**Records shown:**
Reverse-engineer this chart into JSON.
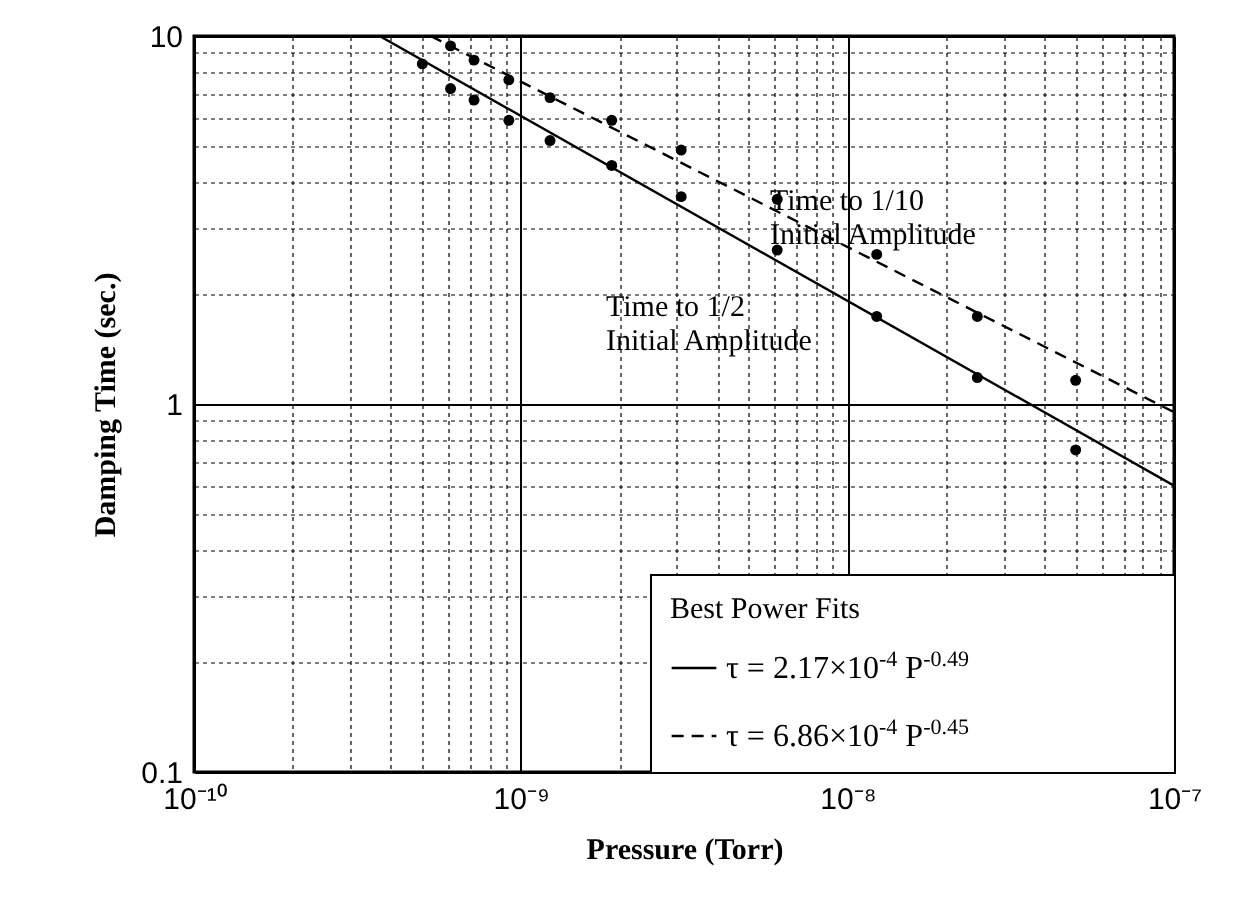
{
  "chart_data": {
    "type": "scatter",
    "xlabel": "Pressure (Torr)",
    "ylabel": "Damping Time (sec.)",
    "log": "xy",
    "grid": true,
    "marker": "circle",
    "legend": "bottom right",
    "legend_title": "Best Power Fits",
    "xlim": [
      1e-10,
      1e-07
    ],
    "ylim": [
      0.1,
      10
    ],
    "xticks": [
      {
        "value": 1e-10,
        "label": "10⁻¹⁰"
      },
      {
        "value": 2e-10,
        "label": null
      },
      {
        "value": 3e-10,
        "label": null
      },
      {
        "value": 4e-10,
        "label": null
      },
      {
        "value": 5e-10,
        "label": null
      },
      {
        "value": 6e-10,
        "label": null
      },
      {
        "value": 7e-10,
        "label": null
      },
      {
        "value": 8e-10,
        "label": null
      },
      {
        "value": 9e-10,
        "label": null
      },
      {
        "value": 1e-09,
        "label": "10⁻⁹"
      },
      {
        "value": 2e-09,
        "label": null
      },
      {
        "value": 3e-09,
        "label": null
      },
      {
        "value": 4e-09,
        "label": null
      },
      {
        "value": 5e-09,
        "label": null
      },
      {
        "value": 6e-09,
        "label": null
      },
      {
        "value": 7e-09,
        "label": null
      },
      {
        "value": 8e-09,
        "label": null
      },
      {
        "value": 9e-09,
        "label": null
      },
      {
        "value": 1e-08,
        "label": "10⁻⁸"
      },
      {
        "value": 2e-08,
        "label": null
      },
      {
        "value": 3e-08,
        "label": null
      },
      {
        "value": 4e-08,
        "label": null
      },
      {
        "value": 5e-08,
        "label": null
      },
      {
        "value": 6e-08,
        "label": null
      },
      {
        "value": 7e-08,
        "label": null
      },
      {
        "value": 8e-08,
        "label": null
      },
      {
        "value": 9e-08,
        "label": null
      },
      {
        "value": 1e-07,
        "label": "10⁻⁷"
      }
    ],
    "yticks": [
      0.1,
      {
        "value": 0.2,
        "label": null
      },
      {
        "value": 0.3,
        "label": null
      },
      {
        "value": 0.4,
        "label": null
      },
      {
        "value": 0.5,
        "label": null
      },
      {
        "value": 0.6,
        "label": null
      },
      {
        "value": 0.7,
        "label": null
      },
      {
        "value": 0.8,
        "label": null
      },
      {
        "value": 0.9,
        "label": null
      },
      1,
      {
        "value": 2,
        "label": null
      },
      {
        "value": 3,
        "label": null
      },
      {
        "value": 4,
        "label": null
      },
      {
        "value": 5,
        "label": null
      },
      {
        "value": 6,
        "label": null
      },
      {
        "value": 7,
        "label": null
      },
      {
        "value": 8,
        "label": null
      },
      {
        "value": 9,
        "label": null
      },
      10
    ],
    "series": [
      {
        "color": "#000000",
        "x": [
          5e-10,
          6.1e-10,
          7.2e-10,
          9.2e-10,
          1.23e-09,
          1.9e-09,
          3.1e-09,
          6.1e-09,
          1.23e-08,
          2.5e-08,
          5e-08
        ],
        "values": [
          8.4,
          7.2,
          6.7,
          5.9,
          5.2,
          4.45,
          3.66,
          2.62,
          1.73,
          1.18,
          0.75
        ]
      },
      {
        "color": "#000000",
        "x": [
          6.1e-10,
          7.2e-10,
          9.2e-10,
          1.23e-09,
          1.9e-09,
          3.1e-09,
          6.1e-09,
          1.23e-08,
          2.5e-08,
          5e-08
        ],
        "values": [
          9.4,
          8.6,
          7.6,
          6.8,
          5.9,
          4.9,
          3.6,
          2.55,
          1.73,
          1.16
        ]
      },
      {
        "type": "line",
        "name": "τ = 2.17×10$^{-4}$ P$^{-0.49}$",
        "color": "#000000",
        "line_style": "solid",
        "marker": "none",
        "x": [
          3.7e-10,
          1e-07
        ],
        "values": [
          10,
          0.6
        ]
      },
      {
        "type": "line",
        "name": "τ = 6.86×10$^{-4}$ P$^{-0.45}$",
        "color": "#000000",
        "line_style": "dashed",
        "marker": "none",
        "x": [
          5.3e-10,
          1e-07
        ],
        "values": [
          10,
          0.95
        ]
      }
    ],
    "annotations": [
      "Time to 1/10\nInitial Amplitude",
      "Time to 1/2\nInitial Amplitude"
    ]
  }
}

**The problem:**
Looking at the records above, work out how many lines include the string "Amplitude". Give the number and nothing else.

**Task output:**
2